* **Task statement**:
Quote exactly the lines from the line containing "Serialize everything readable" to the line containing "Extract the structured", both lines included, please, and nothing more.

* **Extracted entries**:
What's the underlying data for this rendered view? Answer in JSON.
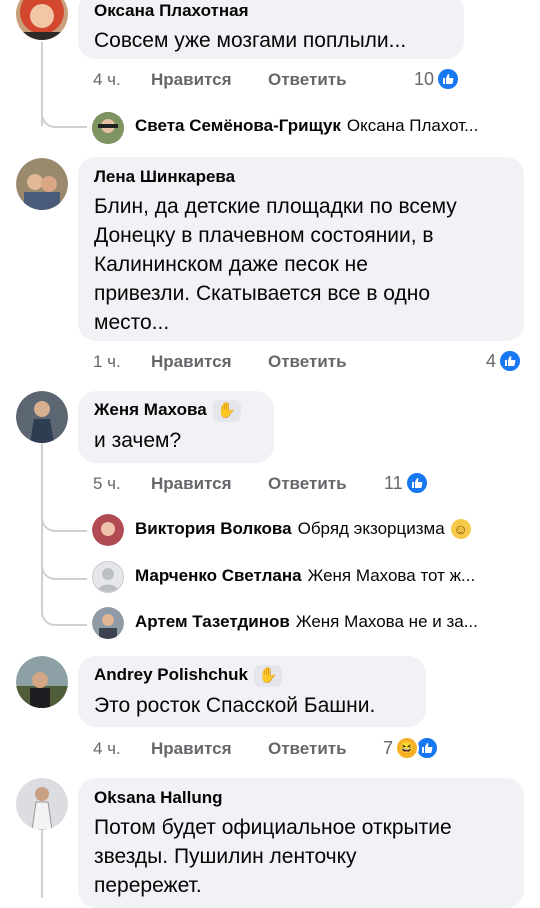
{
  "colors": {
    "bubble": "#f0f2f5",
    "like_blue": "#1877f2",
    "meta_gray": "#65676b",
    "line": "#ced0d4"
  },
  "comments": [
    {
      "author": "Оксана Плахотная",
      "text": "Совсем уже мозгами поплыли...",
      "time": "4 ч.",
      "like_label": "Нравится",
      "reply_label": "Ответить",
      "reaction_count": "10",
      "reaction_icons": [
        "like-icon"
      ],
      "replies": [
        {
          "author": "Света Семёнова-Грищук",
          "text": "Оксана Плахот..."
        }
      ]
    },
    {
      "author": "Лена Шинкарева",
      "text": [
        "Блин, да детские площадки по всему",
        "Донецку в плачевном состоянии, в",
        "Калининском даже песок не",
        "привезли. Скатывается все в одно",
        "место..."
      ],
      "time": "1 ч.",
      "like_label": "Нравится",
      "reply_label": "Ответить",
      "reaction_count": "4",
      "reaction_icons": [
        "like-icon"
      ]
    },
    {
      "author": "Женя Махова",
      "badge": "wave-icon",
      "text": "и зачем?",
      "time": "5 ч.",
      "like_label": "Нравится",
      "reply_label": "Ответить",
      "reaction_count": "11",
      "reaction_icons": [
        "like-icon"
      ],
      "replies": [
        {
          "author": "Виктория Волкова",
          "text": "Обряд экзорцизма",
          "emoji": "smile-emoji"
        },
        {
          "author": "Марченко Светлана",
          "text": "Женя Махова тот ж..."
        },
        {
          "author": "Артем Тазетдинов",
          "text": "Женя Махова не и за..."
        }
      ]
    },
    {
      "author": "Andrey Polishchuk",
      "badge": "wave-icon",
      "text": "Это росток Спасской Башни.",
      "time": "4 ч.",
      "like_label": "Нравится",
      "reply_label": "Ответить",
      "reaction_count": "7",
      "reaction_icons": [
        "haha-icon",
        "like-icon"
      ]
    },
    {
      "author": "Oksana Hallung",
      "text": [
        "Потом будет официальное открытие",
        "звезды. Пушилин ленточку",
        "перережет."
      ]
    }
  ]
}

--

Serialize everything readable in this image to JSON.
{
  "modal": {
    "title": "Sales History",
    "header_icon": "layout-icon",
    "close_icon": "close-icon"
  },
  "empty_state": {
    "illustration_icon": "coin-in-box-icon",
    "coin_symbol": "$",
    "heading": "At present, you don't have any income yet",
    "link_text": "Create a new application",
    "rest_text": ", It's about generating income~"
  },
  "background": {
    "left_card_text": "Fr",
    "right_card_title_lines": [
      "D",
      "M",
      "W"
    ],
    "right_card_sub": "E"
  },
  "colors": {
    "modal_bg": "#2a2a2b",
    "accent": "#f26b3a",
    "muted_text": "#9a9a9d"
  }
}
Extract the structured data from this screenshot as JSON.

==

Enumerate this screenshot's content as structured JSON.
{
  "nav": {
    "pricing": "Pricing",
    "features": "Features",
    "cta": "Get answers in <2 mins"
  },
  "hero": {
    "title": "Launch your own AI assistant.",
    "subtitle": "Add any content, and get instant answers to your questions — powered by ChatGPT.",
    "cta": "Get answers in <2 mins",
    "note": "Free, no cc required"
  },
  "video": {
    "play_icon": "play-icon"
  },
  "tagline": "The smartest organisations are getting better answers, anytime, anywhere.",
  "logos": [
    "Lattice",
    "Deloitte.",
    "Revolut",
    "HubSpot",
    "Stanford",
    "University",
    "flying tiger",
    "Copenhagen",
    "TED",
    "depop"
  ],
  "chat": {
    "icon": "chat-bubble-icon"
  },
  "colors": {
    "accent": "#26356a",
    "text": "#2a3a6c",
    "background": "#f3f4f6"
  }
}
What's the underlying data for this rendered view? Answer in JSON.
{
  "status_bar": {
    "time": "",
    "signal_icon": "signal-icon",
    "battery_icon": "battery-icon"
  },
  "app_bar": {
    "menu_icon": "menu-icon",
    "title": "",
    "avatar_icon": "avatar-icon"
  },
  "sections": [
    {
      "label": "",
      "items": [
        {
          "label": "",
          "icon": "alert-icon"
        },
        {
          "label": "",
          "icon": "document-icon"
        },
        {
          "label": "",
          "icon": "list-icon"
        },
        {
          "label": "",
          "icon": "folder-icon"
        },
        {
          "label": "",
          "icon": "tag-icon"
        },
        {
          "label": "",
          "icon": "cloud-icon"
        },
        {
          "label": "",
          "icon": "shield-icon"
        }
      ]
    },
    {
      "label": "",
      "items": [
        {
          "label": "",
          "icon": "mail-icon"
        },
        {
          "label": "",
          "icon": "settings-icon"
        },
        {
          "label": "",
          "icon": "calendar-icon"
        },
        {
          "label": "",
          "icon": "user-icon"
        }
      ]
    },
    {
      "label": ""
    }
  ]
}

* **Exercise answer**:
Serialize everything readable in this image to JSON.
{
  "modal": {
    "title": "Sales History",
    "header_icon": "layout-icon",
    "close_icon": "close-icon"
  },
  "empty_state": {
    "illustration_icon": "coin-in-box-icon",
    "coin_symbol": "$",
    "heading": "At present, you don't have any income yet",
    "link_text": "Create a new application",
    "rest_text": ", It's about generating income~"
  },
  "background": {
    "left_card_text": "Fr",
    "right_card_title_lines": [
      "D",
      "M",
      "W"
    ],
    "right_card_sub": "E"
  },
  "colors": {
    "modal_bg": "#2a2a2b",
    "accent": "#f26b3a",
    "muted_text": "#9a9a9d"
  }
}
Extract the structured data from this screenshot as JSON.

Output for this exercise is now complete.